**Problem description**
Write out the entries again exactly as they are given.

-------- Data to process

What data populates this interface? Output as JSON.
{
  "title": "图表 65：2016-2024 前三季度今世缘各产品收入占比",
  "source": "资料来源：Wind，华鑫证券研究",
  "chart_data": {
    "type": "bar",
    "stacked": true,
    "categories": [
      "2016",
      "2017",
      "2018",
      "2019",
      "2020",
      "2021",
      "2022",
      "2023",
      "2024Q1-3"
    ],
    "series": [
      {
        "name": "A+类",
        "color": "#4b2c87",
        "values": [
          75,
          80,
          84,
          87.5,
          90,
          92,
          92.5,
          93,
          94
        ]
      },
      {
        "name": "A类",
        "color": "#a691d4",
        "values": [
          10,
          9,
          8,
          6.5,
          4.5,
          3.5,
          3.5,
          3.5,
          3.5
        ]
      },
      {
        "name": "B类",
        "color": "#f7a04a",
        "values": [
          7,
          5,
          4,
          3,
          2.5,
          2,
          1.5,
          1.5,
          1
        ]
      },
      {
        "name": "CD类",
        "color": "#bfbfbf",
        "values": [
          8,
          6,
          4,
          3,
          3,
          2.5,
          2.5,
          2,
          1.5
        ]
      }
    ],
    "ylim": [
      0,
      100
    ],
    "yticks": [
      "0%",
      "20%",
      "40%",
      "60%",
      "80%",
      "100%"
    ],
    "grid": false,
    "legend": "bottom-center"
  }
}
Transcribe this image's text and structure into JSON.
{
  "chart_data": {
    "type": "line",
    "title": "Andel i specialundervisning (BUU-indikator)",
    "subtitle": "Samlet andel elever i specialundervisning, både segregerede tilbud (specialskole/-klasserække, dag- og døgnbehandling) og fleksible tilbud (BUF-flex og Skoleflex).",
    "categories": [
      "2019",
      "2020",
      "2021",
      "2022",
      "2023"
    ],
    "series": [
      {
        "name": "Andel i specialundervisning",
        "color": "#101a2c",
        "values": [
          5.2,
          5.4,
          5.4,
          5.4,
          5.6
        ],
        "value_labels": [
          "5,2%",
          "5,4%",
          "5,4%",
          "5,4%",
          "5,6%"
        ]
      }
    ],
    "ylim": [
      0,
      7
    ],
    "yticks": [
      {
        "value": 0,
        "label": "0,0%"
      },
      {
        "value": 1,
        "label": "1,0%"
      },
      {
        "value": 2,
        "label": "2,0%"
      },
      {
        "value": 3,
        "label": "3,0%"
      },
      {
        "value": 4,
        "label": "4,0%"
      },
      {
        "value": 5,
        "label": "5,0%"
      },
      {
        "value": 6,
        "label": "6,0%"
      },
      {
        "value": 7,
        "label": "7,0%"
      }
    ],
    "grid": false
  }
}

----------------

**Exercise output**
What data populates this interface? Output as JSON.
{
  "title": "图表 65：2016-2024 前三季度今世缘各产品收入占比",
  "source": "资料来源：Wind，华鑫证券研究",
  "chart_data": {
    "type": "bar",
    "stacked": true,
    "categories": [
      "2016",
      "2017",
      "2018",
      "2019",
      "2020",
      "2021",
      "2022",
      "2023",
      "2024Q1-3"
    ],
    "series": [
      {
        "name": "A+类",
        "color": "#4b2c87",
        "values": [
          75,
          80,
          84,
          87.5,
          90,
          92,
          92.5,
          93,
          94
        ]
      },
      {
        "name": "A类",
        "color": "#a691d4",
        "values": [
          10,
          9,
          8,
          6.5,
          4.5,
          3.5,
          3.5,
          3.5,
          3.5
        ]
      },
      {
        "name": "B类",
        "color": "#f7a04a",
        "values": [
          7,
          5,
          4,
          3,
          2.5,
          2,
          1.5,
          1.5,
          1
        ]
      },
      {
        "name": "CD类",
        "color": "#bfbfbf",
        "values": [
          8,
          6,
          4,
          3,
          3,
          2.5,
          2.5,
          2,
          1.5
        ]
      }
    ],
    "ylim": [
      0,
      100
    ],
    "yticks": [
      "0%",
      "20%",
      "40%",
      "60%",
      "80%",
      "100%"
    ],
    "grid": false,
    "legend": "bottom-center"
  }
}
Transcribe this image's text and structure into JSON.
{
  "chart_data": {
    "type": "line",
    "title": "Andel i specialundervisning (BUU-indikator)",
    "subtitle": "Samlet andel elever i specialundervisning, både segregerede tilbud (specialskole/-klasserække, dag- og døgnbehandling) og fleksible tilbud (BUF-flex og Skoleflex).",
    "categories": [
      "2019",
      "2020",
      "2021",
      "2022",
      "2023"
    ],
    "series": [
      {
        "name": "Andel i specialundervisning",
        "color": "#101a2c",
        "values": [
          5.2,
          5.4,
          5.4,
          5.4,
          5.6
        ],
        "value_labels": [
          "5,2%",
          "5,4%",
          "5,4%",
          "5,4%",
          "5,6%"
        ]
      }
    ],
    "ylim": [
      0,
      7
    ],
    "yticks": [
      {
        "value": 0,
        "label": "0,0%"
      },
      {
        "value": 1,
        "label": "1,0%"
      },
      {
        "value": 2,
        "label": "2,0%"
      },
      {
        "value": 3,
        "label": "3,0%"
      },
      {
        "value": 4,
        "label": "4,0%"
      },
      {
        "value": 5,
        "label": "5,0%"
      },
      {
        "value": 6,
        "label": "6,0%"
      },
      {
        "value": 7,
        "label": "7,0%"
      }
    ],
    "grid": false
  }
}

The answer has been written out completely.